>> Start EXERCISE MATERIAL

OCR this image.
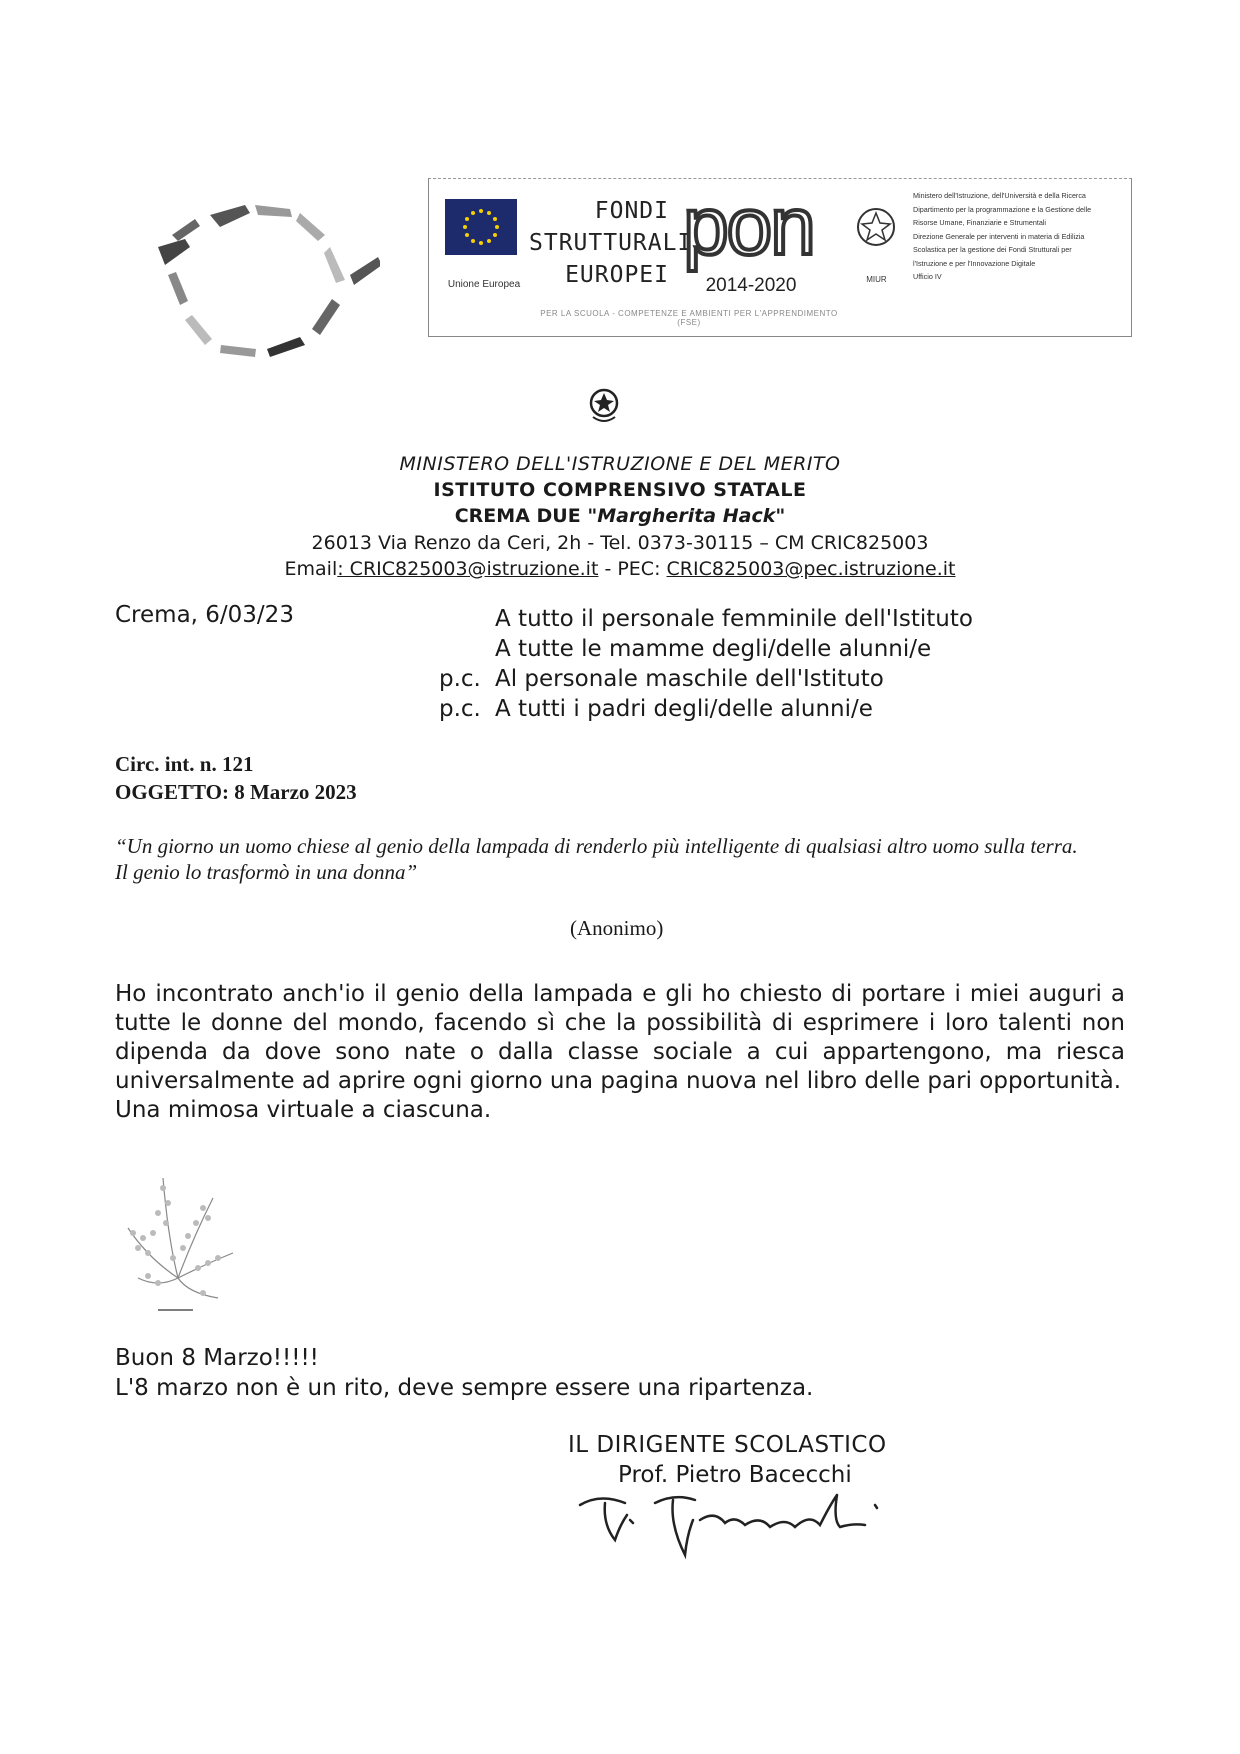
Unione Europea
FONDI
STRUTTURALI
EUROPEI
pon
2014-2020
PER LA SCUOLA - COMPETENZE E AMBIENTI PER L'APPRENDIMENTO (FSE)
MIUR
Ministero dell'Istruzione, dell'Università e della Ricerca
Dipartimento per la programmazione e la Gestione delle
Risorse Umane, Finanziarie e Strumentali
Direzione Generale per interventi in materia di Edilizia
Scolastica per la gestione dei Fondi Strutturali per
l'Istruzione e per l'Innovazione Digitale
Ufficio IV
MINISTERO DELL'ISTRUZIONE E DEL MERITO
ISTITUTO COMPRENSIVO STATALE
CREMA DUE "Margherita Hack"
26013 Via Renzo da Ceri, 2h - Tel. 0373-30115 – CM CRIC825003
Email: CRIC825003@istruzione.it - PEC: CRIC825003@pec.istruzione.it
Crema, 6/03/23	A tutto il personale femminile dell'Istituto
A tutte le mamme degli/delle alunni/e
p.c. Al personale maschile dell'Istituto
p.c. A tutti i padri degli/delle alunni/e
Circ. int. n. 121
OGGETTO: 8 Marzo 2023
“Un giorno un uomo chiese al genio della lampada di renderlo più intelligente di qualsiasi altro uomo sulla terra.
Il genio lo trasformò in una donna”
(Anonimo)
Ho incontrato anch'io il genio della lampada e gli ho chiesto di portare i miei auguri a tutte le donne del mondo, facendo sì che la possibilità di esprimere i loro talenti non dipenda da dove sono nate o dalla classe sociale a cui appartengono, ma riesca universalmente ad aprire ogni giorno una pagina nuova nel libro delle pari opportunità.
Una mimosa virtuale a ciascuna.
Buon 8 Marzo!!!!!
L'8 marzo non è un rito, deve sempre essere una ripartenza.
IL DIRIGENTE SCOLASTICO
Prof. Pietro Bacecchi
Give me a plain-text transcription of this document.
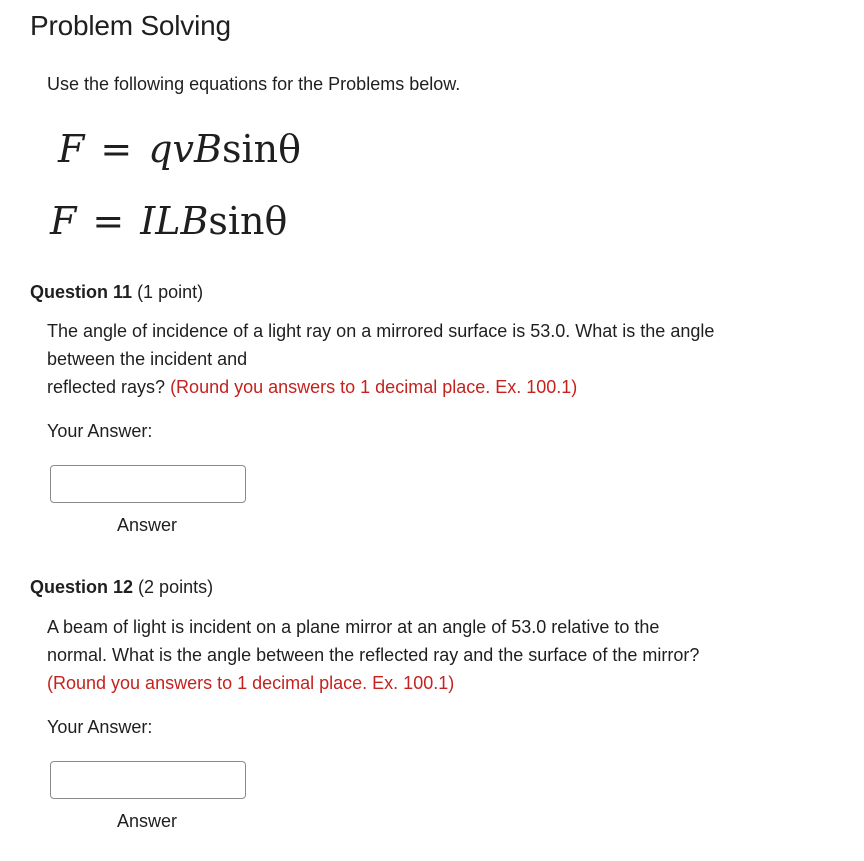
Problem Solving
Use the following equations for the Problems below.
F = qvBsinθ
F = ILBsinθ
Question 11 (1 point)
The angle of incidence of a light ray on a mirrored surface is 53.0. What is the angle
between the incident and
reflected rays? (Round you answers to 1 decimal place. Ex. 100.1)
Your Answer:
Answer
Question 12 (2 points)
A beam of light is incident on a plane mirror at an angle of 53.0 relative to the
normal. What is the angle between the reflected ray and the surface of the mirror?
(Round you answers to 1 decimal place. Ex. 100.1)
Your Answer:
Answer
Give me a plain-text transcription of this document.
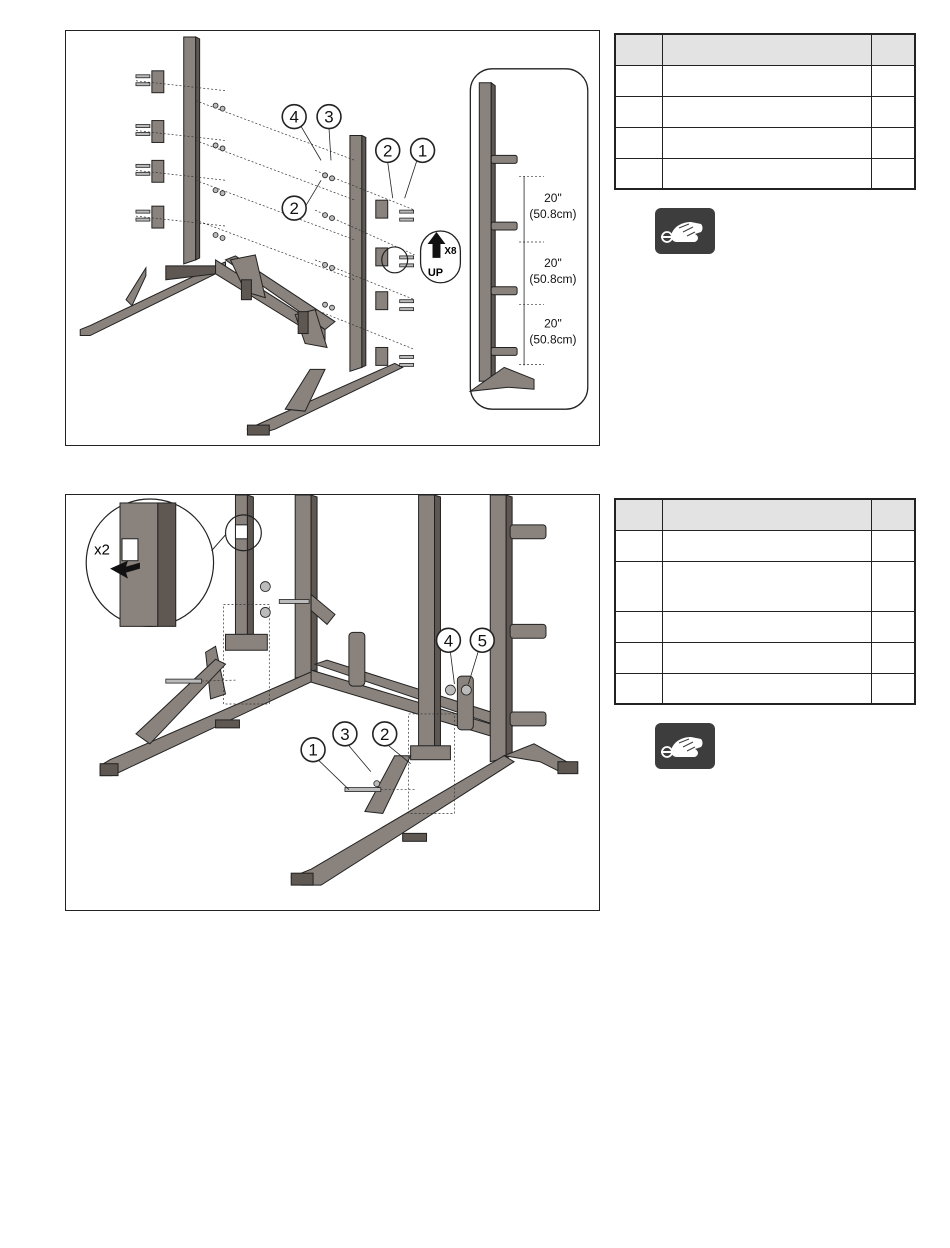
4 3
2 1
2
X8
UP
20"
(50.8cm)
20"
(50.8cm)
20"
(50.8cm)

x2
1
3 2
4 5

>> End EXERCISE MATERIAL

Go through the records and gather the lines that hold "angle".

The angle of incidence of a light ray on a mirrored surface is 53.0. What is the angle
A beam of light is incident on a plane mirror at an angle of 53.0 relative to the
normal. What is the angle between the reflected ray and the surface of the mirror?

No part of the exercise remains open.